#### Work instructions
Reproduce the rows below word for word, from the first line through the line containing "- length-inch-cell: 22.83: [154, 453, 233, 509]".

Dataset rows

□ □ □ □

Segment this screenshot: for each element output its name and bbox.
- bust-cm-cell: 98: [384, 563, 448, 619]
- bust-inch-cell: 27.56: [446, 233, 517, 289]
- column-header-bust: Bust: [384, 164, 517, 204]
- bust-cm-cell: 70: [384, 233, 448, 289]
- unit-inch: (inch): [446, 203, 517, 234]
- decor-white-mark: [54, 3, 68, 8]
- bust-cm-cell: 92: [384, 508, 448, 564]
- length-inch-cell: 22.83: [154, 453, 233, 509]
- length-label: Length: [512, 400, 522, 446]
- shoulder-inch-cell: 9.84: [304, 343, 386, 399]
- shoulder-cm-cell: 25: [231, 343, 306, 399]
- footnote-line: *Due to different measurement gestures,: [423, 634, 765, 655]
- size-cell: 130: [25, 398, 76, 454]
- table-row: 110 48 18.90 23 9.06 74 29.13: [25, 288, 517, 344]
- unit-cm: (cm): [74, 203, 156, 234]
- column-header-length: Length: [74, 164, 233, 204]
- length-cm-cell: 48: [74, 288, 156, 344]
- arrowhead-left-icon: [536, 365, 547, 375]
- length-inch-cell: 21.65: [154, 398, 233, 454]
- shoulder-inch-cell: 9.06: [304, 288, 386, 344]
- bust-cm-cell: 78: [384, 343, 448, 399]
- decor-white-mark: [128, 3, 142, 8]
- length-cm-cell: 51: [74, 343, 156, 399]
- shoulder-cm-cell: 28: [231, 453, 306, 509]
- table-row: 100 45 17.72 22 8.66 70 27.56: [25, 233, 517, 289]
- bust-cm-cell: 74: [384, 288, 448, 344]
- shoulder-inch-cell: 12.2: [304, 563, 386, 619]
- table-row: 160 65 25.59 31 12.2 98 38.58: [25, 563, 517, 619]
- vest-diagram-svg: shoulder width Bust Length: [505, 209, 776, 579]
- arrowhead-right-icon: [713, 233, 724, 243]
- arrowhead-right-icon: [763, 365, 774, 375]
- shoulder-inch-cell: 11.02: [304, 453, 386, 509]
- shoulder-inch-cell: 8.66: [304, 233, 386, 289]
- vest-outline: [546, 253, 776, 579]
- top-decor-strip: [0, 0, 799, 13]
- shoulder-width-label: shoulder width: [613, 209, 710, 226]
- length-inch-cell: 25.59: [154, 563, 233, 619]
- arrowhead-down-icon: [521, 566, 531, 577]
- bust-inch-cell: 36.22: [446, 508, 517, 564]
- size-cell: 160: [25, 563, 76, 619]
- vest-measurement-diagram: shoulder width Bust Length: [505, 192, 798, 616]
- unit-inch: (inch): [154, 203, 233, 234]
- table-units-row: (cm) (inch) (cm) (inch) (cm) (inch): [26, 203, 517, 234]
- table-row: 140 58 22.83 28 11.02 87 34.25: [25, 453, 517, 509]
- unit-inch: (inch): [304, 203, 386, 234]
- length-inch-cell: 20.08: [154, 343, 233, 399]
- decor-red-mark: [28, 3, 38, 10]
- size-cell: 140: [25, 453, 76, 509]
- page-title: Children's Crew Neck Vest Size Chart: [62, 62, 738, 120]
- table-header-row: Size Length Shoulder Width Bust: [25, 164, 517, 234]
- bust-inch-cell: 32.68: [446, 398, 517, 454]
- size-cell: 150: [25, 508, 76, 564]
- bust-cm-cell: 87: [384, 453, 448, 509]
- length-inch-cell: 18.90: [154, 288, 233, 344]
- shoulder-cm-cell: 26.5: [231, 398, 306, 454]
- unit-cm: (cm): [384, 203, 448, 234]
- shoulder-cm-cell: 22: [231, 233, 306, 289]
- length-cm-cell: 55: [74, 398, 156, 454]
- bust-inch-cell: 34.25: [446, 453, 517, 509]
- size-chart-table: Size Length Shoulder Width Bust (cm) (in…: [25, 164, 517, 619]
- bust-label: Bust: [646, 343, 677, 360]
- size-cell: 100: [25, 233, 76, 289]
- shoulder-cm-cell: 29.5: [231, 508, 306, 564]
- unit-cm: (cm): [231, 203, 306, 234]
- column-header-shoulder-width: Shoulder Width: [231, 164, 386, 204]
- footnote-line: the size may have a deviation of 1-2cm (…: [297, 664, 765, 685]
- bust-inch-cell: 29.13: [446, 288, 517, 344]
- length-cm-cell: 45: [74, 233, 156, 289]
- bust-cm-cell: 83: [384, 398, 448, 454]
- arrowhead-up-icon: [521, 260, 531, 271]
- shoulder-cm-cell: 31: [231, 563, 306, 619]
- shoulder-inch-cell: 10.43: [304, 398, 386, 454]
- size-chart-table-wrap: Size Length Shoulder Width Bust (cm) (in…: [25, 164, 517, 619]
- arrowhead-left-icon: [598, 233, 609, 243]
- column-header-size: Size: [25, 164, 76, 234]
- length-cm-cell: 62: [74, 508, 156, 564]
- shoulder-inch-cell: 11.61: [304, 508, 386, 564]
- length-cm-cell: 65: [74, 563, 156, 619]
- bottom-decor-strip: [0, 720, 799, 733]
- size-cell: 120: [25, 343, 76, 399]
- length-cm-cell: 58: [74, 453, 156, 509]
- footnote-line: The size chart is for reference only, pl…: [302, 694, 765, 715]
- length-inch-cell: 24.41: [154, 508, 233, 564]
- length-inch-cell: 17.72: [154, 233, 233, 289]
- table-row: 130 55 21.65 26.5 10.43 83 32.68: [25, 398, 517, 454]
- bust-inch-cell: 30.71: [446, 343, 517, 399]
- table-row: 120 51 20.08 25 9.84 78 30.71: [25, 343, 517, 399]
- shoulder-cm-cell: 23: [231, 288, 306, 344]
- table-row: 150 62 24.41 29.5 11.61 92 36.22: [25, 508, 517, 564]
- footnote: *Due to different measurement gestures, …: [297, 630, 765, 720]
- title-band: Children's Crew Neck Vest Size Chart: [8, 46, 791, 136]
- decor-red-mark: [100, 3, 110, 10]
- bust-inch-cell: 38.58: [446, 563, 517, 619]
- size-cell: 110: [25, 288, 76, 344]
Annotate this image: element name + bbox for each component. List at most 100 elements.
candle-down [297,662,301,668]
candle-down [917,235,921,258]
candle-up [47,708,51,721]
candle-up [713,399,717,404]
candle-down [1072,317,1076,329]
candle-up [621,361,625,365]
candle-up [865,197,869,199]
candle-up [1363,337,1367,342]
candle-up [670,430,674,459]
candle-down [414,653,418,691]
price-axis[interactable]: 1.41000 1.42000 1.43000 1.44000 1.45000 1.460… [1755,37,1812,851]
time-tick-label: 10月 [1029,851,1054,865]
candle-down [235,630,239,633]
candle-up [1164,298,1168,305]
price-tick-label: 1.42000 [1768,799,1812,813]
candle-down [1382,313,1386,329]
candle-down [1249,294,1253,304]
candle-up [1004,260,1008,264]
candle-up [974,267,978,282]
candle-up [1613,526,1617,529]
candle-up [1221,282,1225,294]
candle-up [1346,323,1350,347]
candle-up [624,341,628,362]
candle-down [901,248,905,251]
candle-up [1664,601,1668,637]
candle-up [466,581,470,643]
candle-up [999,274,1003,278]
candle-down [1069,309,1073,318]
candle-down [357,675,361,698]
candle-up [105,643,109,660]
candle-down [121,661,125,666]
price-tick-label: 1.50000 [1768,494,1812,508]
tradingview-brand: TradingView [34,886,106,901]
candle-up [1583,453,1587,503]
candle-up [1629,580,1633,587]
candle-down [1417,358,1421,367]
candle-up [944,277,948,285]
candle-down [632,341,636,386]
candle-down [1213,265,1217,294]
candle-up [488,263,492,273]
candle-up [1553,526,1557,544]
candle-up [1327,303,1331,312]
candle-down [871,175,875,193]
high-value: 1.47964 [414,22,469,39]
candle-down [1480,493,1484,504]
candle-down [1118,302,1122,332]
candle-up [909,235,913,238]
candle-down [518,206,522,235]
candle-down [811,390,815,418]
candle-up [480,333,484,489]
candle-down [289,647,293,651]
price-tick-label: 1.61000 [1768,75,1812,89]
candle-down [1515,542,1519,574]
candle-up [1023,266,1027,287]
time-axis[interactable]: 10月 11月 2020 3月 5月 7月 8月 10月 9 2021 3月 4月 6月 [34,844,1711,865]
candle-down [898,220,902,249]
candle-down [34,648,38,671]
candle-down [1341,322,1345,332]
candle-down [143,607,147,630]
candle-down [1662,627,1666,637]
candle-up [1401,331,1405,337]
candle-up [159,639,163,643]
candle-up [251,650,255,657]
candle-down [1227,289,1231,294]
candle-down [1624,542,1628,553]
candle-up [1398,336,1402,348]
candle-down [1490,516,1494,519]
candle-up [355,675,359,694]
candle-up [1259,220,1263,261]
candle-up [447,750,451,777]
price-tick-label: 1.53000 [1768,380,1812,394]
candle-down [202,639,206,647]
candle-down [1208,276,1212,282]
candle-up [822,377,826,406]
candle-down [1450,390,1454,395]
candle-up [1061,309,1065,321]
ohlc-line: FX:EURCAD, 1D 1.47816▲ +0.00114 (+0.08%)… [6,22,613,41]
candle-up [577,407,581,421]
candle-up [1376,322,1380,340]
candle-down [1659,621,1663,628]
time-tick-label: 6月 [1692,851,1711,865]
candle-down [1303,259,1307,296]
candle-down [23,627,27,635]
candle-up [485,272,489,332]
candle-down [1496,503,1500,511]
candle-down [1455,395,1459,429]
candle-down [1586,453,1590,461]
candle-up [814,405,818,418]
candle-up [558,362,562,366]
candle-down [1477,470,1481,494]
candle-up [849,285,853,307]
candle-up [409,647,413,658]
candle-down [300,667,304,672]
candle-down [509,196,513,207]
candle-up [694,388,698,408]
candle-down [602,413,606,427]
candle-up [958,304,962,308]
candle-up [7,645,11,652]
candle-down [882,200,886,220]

□ □ □ □

#### Response for this exercise
Segment this screenshot: for each element output its name and bbox.
- bust-cm-cell: 98: [384, 563, 448, 619]
- bust-inch-cell: 27.56: [446, 233, 517, 289]
- column-header-bust: Bust: [384, 164, 517, 204]
- bust-cm-cell: 70: [384, 233, 448, 289]
- unit-inch: (inch): [446, 203, 517, 234]
- decor-white-mark: [54, 3, 68, 8]
- bust-cm-cell: 92: [384, 508, 448, 564]
- length-inch-cell: 22.83: [154, 453, 233, 509]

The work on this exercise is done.